• _WHAT IS EXPECTED_
Repeat the lines of the data exactly and exclude any picture among them.

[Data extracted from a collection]
_ _ _ _

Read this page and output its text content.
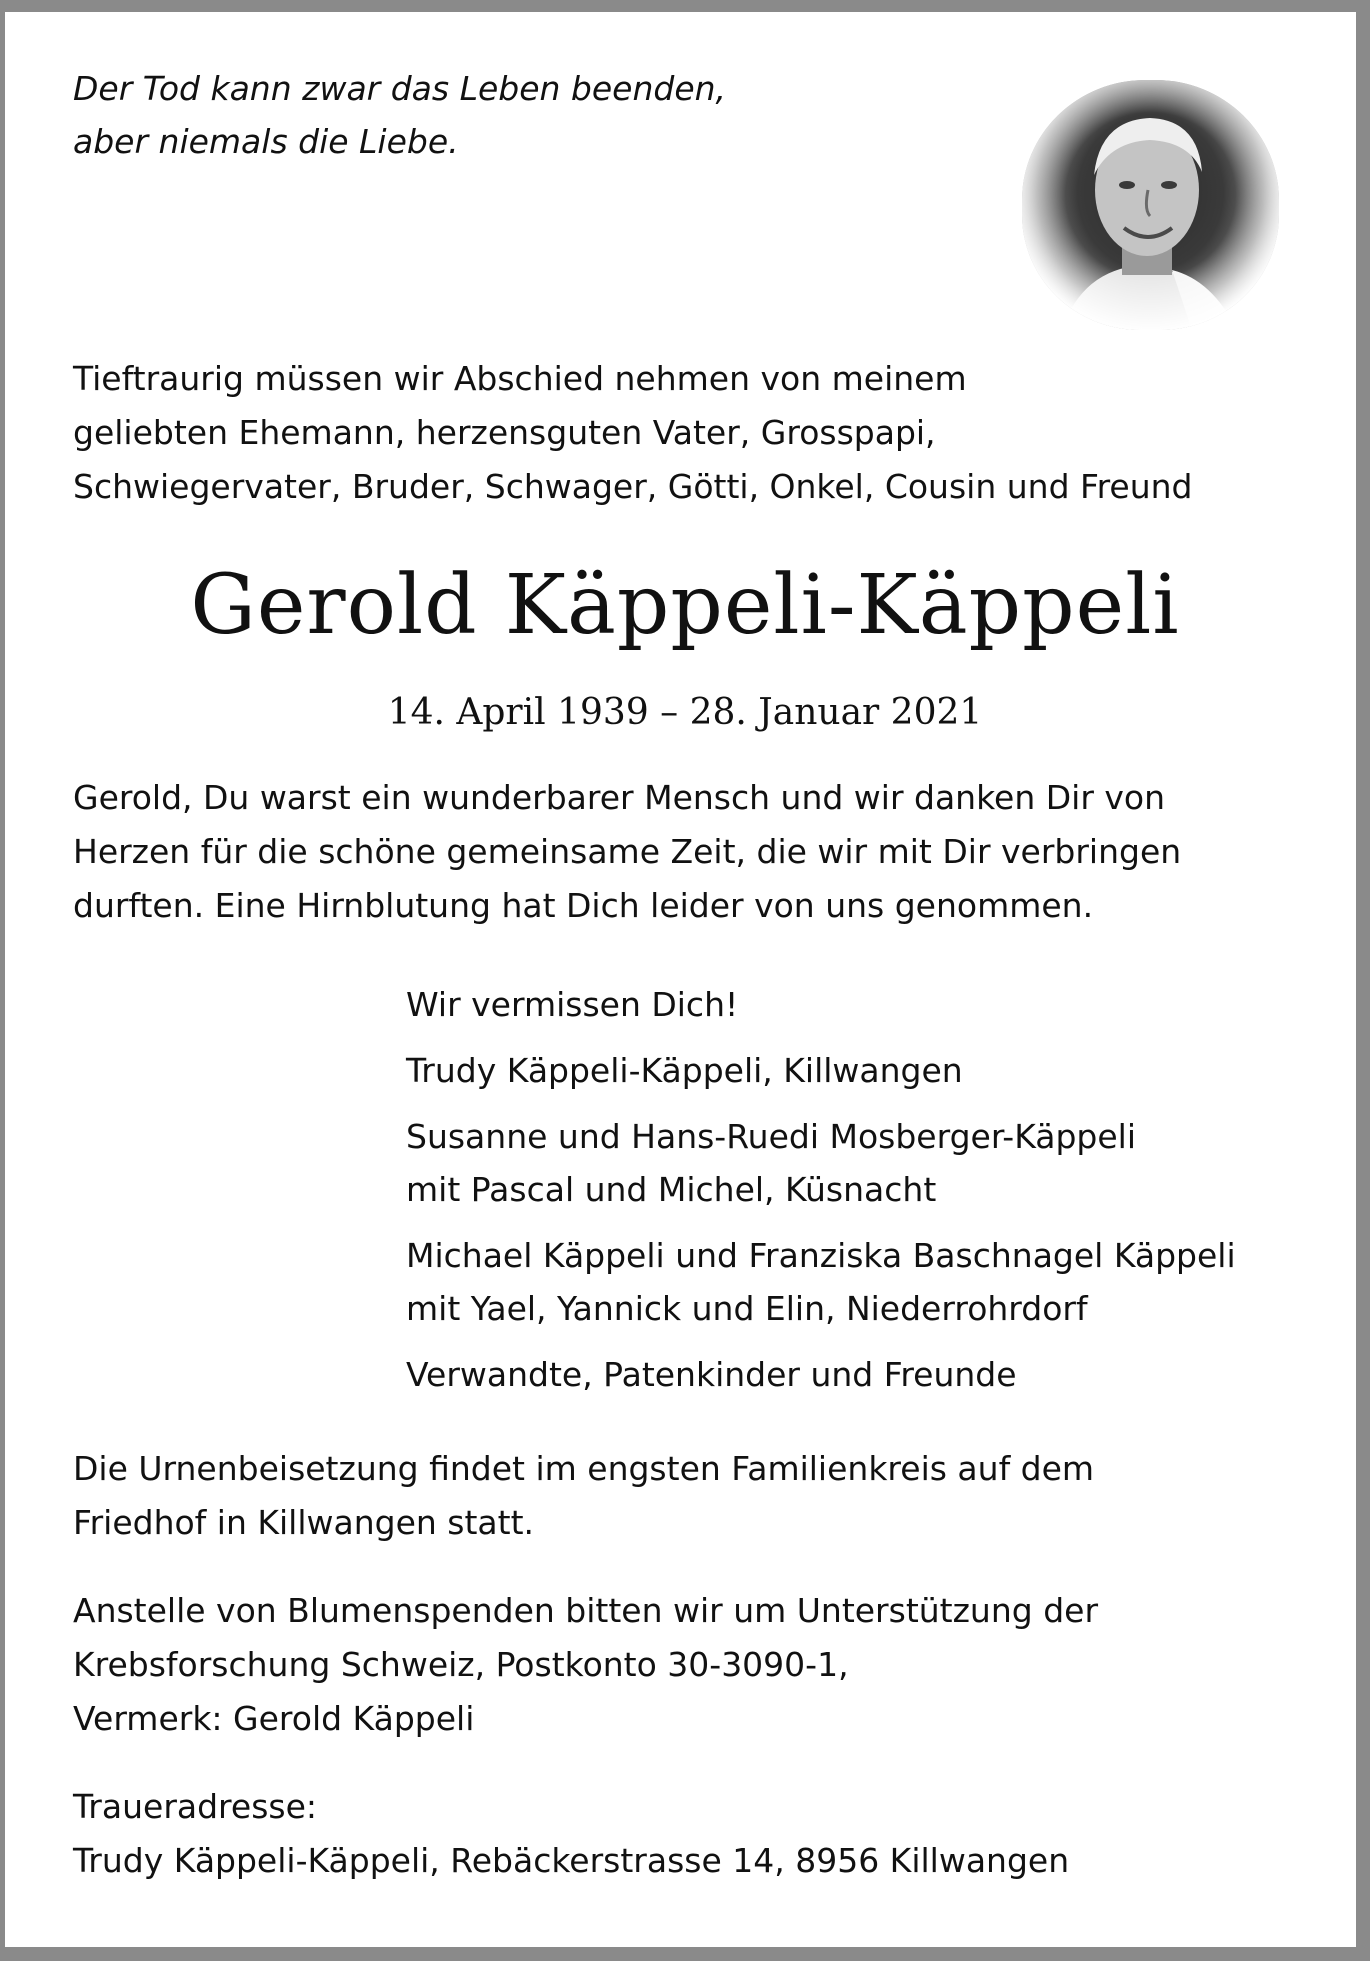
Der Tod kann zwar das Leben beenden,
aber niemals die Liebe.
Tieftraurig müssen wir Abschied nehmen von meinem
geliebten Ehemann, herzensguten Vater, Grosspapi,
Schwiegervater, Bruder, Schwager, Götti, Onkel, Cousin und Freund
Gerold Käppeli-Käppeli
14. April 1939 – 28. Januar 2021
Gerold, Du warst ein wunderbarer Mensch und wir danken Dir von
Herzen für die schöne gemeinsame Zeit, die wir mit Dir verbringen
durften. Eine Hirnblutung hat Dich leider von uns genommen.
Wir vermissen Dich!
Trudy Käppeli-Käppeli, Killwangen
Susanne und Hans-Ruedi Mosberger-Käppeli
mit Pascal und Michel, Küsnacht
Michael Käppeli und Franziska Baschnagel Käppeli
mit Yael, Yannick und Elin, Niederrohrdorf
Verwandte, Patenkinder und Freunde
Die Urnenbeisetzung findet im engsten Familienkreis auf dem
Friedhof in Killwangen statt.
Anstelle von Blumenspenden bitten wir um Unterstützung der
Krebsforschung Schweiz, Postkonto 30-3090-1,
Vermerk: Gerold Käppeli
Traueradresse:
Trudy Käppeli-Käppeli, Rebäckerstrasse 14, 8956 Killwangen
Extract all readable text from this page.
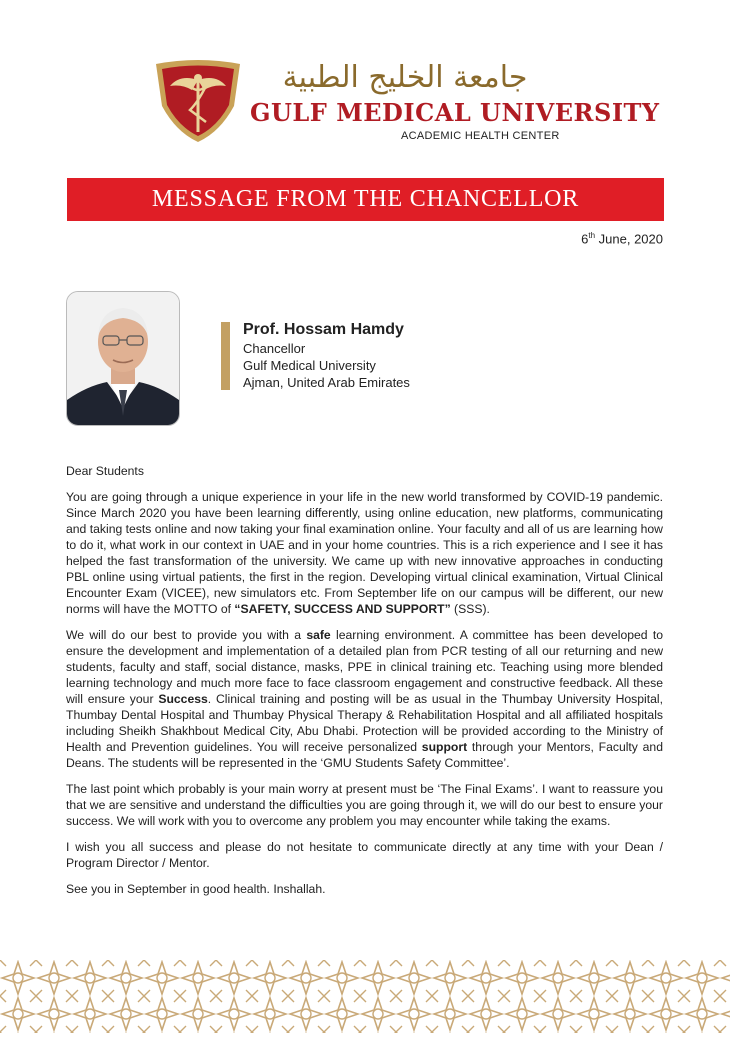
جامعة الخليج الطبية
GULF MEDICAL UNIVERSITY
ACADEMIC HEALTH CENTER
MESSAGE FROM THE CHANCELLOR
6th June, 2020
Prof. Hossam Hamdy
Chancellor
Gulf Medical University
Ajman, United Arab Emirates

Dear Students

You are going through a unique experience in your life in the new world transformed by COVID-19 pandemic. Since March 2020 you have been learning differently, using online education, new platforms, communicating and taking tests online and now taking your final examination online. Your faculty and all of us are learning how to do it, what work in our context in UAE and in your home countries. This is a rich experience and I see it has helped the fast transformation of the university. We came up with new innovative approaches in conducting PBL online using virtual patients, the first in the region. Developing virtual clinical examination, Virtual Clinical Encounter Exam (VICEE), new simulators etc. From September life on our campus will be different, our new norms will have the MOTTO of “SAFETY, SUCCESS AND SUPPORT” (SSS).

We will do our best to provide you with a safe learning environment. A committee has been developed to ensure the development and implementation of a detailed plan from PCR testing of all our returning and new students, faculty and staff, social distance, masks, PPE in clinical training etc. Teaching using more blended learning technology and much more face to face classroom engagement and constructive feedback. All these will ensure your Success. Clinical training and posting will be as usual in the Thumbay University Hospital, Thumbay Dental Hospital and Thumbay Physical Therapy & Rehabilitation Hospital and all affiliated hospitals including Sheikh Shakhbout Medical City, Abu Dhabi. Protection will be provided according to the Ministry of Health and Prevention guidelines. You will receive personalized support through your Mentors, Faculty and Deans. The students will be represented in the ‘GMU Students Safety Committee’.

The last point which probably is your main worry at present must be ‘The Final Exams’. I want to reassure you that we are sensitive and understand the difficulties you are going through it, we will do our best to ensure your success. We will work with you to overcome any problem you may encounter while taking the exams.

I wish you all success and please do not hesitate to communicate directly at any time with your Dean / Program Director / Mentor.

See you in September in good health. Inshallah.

_ _ _ _

• _COMPLETED TASK_
Read this page and output its text content.
Der Tod kann zwar das Leben beenden,
aber niemals die Liebe.
Tieftraurig müssen wir Abschied nehmen von meinem
geliebten Ehemann, herzensguten Vater, Grosspapi,
Schwiegervater, Bruder, Schwager, Götti, Onkel, Cousin und Freund
Gerold Käppeli-Käppeli
14. April 1939 – 28. Januar 2021
Gerold, Du warst ein wunderbarer Mensch und wir danken Dir von
Herzen für die schöne gemeinsame Zeit, die wir mit Dir verbringen
durften. Eine Hirnblutung hat Dich leider von uns genommen.
Wir vermissen Dich!
Trudy Käppeli-Käppeli, Killwangen
Susanne und Hans-Ruedi Mosberger-Käppeli
mit Pascal und Michel, Küsnacht
Michael Käppeli und Franziska Baschnagel Käppeli
mit Yael, Yannick und Elin, Niederrohrdorf
Verwandte, Patenkinder und Freunde
Die Urnenbeisetzung findet im engsten Familienkreis auf dem
Friedhof in Killwangen statt.
Anstelle von Blumenspenden bitten wir um Unterstützung der
Krebsforschung Schweiz, Postkonto 30-3090-1,
Vermerk: Gerold Käppeli
Traueradresse:
Trudy Käppeli-Käppeli, Rebäckerstrasse 14, 8956 Killwangen
Extract all readable text from this page.
جامعة الخليج الطبية
GULF MEDICAL UNIVERSITY
ACADEMIC HEALTH CENTER
MESSAGE FROM THE CHANCELLOR
6th June, 2020
Prof. Hossam Hamdy
Chancellor
Gulf Medical University
Ajman, United Arab Emirates

Dear Students

You are going through a unique experience in your life in the new world transformed by COVID-19 pandemic. Since March 2020 you have been learning differently, using online education, new platforms, communicating and taking tests online and now taking your final examination online. Your faculty and all of us are learning how to do it, what work in our context in UAE and in your home countries. This is a rich experience and I see it has helped the fast transformation of the university. We came up with new innovative approaches in conducting PBL online using virtual patients, the first in the region. Developing virtual clinical examination, Virtual Clinical Encounter Exam (VICEE), new simulators etc. From September life on our campus will be different, our new norms will have the MOTTO of “SAFETY, SUCCESS AND SUPPORT” (SSS).

We will do our best to provide you with a safe learning environment. A committee has been developed to ensure the development and implementation of a detailed plan from PCR testing of all our returning and new students, faculty and staff, social distance, masks, PPE in clinical training etc. Teaching using more blended learning technology and much more face to face classroom engagement and constructive feedback. All these will ensure your Success. Clinical training and posting will be as usual in the Thumbay University Hospital, Thumbay Dental Hospital and Thumbay Physical Therapy & Rehabilitation Hospital and all affiliated hospitals including Sheikh Shakhbout Medical City, Abu Dhabi. Protection will be provided according to the Ministry of Health and Prevention guidelines. You will receive personalized support through your Mentors, Faculty and Deans. The students will be represented in the ‘GMU Students Safety Committee’.

The last point which probably is your main worry at present must be ‘The Final Exams’. I want to reassure you that we are sensitive and understand the difficulties you are going through it, we will do our best to ensure your success. We will work with you to overcome any problem you may encounter while taking the exams.

I wish you all success and please do not hesitate to communicate directly at any time with your Dean / Program Director / Mentor.

See you in September in good health. Inshallah.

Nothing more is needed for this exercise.